(Stored rows from a collection)
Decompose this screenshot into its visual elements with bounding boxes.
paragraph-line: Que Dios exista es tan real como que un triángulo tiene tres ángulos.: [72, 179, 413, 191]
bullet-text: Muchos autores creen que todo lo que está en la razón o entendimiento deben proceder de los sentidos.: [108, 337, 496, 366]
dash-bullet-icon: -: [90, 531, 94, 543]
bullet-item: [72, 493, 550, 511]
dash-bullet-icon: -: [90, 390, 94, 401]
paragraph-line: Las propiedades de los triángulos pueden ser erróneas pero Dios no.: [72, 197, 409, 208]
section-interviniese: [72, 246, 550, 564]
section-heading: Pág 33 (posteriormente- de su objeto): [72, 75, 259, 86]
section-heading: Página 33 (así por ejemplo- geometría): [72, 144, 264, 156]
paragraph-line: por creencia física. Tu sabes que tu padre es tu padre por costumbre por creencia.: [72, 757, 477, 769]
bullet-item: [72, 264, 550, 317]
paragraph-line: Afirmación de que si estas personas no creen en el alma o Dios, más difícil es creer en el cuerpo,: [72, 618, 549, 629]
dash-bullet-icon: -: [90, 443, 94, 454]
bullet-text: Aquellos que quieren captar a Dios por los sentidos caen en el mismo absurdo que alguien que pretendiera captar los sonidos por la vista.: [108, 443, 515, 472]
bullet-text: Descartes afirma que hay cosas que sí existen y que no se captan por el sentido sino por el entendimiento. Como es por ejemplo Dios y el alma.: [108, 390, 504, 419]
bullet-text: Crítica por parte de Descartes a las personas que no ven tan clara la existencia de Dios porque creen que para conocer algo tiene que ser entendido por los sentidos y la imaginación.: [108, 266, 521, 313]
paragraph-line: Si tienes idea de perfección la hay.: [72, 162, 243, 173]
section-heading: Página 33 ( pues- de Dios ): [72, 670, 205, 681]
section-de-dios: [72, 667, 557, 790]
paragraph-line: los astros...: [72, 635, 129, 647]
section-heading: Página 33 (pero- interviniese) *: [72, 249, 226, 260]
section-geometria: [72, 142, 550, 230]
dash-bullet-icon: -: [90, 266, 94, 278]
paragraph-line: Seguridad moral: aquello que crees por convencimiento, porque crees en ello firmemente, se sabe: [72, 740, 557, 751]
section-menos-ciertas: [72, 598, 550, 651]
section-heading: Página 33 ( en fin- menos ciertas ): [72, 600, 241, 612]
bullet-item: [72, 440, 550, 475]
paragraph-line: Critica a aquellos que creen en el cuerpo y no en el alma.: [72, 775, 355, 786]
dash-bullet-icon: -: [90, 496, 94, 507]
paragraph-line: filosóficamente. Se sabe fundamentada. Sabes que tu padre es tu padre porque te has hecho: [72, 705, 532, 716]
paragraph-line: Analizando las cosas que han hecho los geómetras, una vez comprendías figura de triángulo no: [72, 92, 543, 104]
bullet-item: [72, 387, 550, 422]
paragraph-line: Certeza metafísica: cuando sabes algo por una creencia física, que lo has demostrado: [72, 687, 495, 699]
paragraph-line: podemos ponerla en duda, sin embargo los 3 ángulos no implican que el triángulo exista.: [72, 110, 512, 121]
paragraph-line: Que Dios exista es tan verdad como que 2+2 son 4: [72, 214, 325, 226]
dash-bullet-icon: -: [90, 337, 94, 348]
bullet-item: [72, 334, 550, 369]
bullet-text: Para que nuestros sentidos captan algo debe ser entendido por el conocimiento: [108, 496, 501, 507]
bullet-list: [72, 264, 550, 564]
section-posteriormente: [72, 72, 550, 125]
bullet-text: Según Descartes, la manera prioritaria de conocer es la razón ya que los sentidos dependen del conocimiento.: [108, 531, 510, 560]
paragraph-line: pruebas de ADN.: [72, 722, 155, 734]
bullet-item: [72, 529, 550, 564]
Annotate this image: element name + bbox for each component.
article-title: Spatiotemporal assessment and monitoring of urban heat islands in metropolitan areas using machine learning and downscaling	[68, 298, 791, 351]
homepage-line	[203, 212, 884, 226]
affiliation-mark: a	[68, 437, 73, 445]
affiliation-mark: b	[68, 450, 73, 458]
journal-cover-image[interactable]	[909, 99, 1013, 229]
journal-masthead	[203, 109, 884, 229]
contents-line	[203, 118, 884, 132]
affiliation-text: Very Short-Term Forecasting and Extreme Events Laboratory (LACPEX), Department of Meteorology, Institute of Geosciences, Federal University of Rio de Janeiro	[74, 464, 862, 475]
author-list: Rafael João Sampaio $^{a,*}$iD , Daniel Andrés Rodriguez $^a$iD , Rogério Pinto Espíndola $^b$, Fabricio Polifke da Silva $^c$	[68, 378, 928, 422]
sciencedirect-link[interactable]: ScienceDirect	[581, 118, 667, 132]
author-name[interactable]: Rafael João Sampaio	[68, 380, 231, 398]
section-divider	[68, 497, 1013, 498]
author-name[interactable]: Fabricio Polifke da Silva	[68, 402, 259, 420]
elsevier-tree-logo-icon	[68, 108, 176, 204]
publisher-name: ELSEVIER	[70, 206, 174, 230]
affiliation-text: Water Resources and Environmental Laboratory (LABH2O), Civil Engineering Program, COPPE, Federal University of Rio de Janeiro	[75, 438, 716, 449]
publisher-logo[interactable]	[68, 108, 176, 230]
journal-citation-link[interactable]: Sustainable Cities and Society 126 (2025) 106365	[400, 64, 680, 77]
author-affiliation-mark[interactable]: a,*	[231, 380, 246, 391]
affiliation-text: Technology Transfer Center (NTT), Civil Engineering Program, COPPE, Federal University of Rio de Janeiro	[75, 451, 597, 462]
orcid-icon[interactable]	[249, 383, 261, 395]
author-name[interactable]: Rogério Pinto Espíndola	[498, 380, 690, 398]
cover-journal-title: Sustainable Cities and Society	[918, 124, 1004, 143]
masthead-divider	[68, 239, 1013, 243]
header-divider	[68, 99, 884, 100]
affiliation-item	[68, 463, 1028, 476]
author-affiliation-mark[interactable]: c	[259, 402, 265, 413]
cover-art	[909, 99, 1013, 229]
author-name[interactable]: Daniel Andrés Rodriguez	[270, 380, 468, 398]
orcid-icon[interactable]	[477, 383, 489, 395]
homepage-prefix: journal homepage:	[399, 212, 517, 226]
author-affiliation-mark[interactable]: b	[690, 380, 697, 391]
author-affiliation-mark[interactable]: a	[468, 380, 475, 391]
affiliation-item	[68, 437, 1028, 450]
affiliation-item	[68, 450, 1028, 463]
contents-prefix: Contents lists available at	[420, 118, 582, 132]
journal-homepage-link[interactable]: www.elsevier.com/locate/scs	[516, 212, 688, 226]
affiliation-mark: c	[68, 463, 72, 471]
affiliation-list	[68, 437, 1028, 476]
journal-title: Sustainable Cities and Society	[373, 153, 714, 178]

Task description –
Write out the rows as a numbered list, starting from the first row and ending with the line containing "section-heading: Página 33 ( pues- de", both included, and leave out any blank lines.

Task result –
1. Decompose this screenshot into its visual elements with bounding boxes.
2. paragraph-line: Que Dios exista es tan real como que un triángulo tiene tres ángulos.: [72, 179, 413, 191]
3. bullet-text: Muchos autores creen que todo lo que está en la razón o entendimiento deben proceder de los sentidos.: [108, 337, 496, 366]
4. dash-bullet-icon: -: [90, 531, 94, 543]
5. bullet-item: [72, 493, 550, 511]
6. dash-bullet-icon: -: [90, 390, 94, 401]
7. paragraph-line: Las propiedades de los triángulos pueden ser erróneas pero Dios no.: [72, 197, 409, 208]
8. section-interviniese: [72, 246, 550, 564]
9. section-heading: Pág 33 (posteriormente- de su objeto): [72, 75, 259, 86]
10. section-heading: Página 33 (así por ejemplo- geometría): [72, 144, 264, 156]
11. paragraph-line: por creencia física. Tu sabes que tu padre es tu padre por costumbre por creencia.: [72, 757, 477, 769]
12. bullet-item: [72, 264, 550, 317]
13. paragraph-line: Afirmación de que si estas personas no creen en el alma o Dios, más difícil es creer en el cuerpo,: [72, 618, 549, 629]
14. dash-bullet-icon: -: [90, 443, 94, 454]
15. bullet-text: Aquellos que quieren captar a Dios por los sentidos caen en el mismo absurdo que alguien que pretendiera captar los sonidos por la vista.: [108, 443, 515, 472]
16. bullet-text: Descartes afirma que hay cosas que sí existen y que no se captan por el sentido sino por el entendimiento. Como es por ejemplo Dios y el alma.: [108, 390, 504, 419]
17. bullet-text: Crítica por parte de Descartes a las personas que no ven tan clara la existencia de Dios porque creen que para conocer algo tiene que ser entendido por los sentidos y la imaginación.: [108, 266, 521, 313]
18. paragraph-line: Si tienes idea de perfección la hay.: [72, 162, 243, 173]
19. section-heading: Página 33 ( pues- de Dios ): [72, 670, 205, 681]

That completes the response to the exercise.